:: Exercise material ::
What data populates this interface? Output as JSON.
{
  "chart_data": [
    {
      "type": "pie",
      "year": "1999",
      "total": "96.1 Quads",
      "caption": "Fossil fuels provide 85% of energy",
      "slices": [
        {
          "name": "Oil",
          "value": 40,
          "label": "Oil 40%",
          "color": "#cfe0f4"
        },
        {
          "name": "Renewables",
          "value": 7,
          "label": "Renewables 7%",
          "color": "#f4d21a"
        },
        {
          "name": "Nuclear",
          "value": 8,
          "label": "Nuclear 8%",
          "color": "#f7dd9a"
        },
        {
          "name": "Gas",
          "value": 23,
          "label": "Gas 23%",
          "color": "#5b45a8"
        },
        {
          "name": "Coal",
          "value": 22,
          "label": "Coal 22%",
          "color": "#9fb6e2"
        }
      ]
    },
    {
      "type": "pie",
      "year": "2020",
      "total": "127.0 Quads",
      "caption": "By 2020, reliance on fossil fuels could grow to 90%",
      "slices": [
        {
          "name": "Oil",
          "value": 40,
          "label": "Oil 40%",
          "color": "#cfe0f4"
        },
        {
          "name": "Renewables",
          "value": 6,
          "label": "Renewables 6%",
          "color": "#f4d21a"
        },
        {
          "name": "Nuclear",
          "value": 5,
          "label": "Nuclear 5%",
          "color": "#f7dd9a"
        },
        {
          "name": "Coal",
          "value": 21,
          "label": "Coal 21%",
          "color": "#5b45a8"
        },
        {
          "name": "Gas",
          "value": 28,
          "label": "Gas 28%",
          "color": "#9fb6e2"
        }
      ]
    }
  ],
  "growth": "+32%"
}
:::
= Exercise task =
Write out the entries in full, exactly as given.

= Answer in full =
What data populates this interface? Output as JSON.
{
  "chart_data": [
    {
      "type": "pie",
      "year": "1999",
      "total": "96.1 Quads",
      "caption": "Fossil fuels provide 85% of energy",
      "slices": [
        {
          "name": "Oil",
          "value": 40,
          "label": "Oil 40%",
          "color": "#cfe0f4"
        },
        {
          "name": "Renewables",
          "value": 7,
          "label": "Renewables 7%",
          "color": "#f4d21a"
        },
        {
          "name": "Nuclear",
          "value": 8,
          "label": "Nuclear 8%",
          "color": "#f7dd9a"
        },
        {
          "name": "Gas",
          "value": 23,
          "label": "Gas 23%",
          "color": "#5b45a8"
        },
        {
          "name": "Coal",
          "value": 22,
          "label": "Coal 22%",
          "color": "#9fb6e2"
        }
      ]
    },
    {
      "type": "pie",
      "year": "2020",
      "total": "127.0 Quads",
      "caption": "By 2020, reliance on fossil fuels could grow to 90%",
      "slices": [
        {
          "name": "Oil",
          "value": 40,
          "label": "Oil 40%",
          "color": "#cfe0f4"
        },
        {
          "name": "Renewables",
          "value": 6,
          "label": "Renewables 6%",
          "color": "#f4d21a"
        },
        {
          "name": "Nuclear",
          "value": 5,
          "label": "Nuclear 5%",
          "color": "#f7dd9a"
        },
        {
          "name": "Coal",
          "value": 21,
          "label": "Coal 21%",
          "color": "#5b45a8"
        },
        {
          "name": "Gas",
          "value": 28,
          "label": "Gas 28%",
          "color": "#9fb6e2"
        }
      ]
    }
  ],
  "growth": "+32%"
}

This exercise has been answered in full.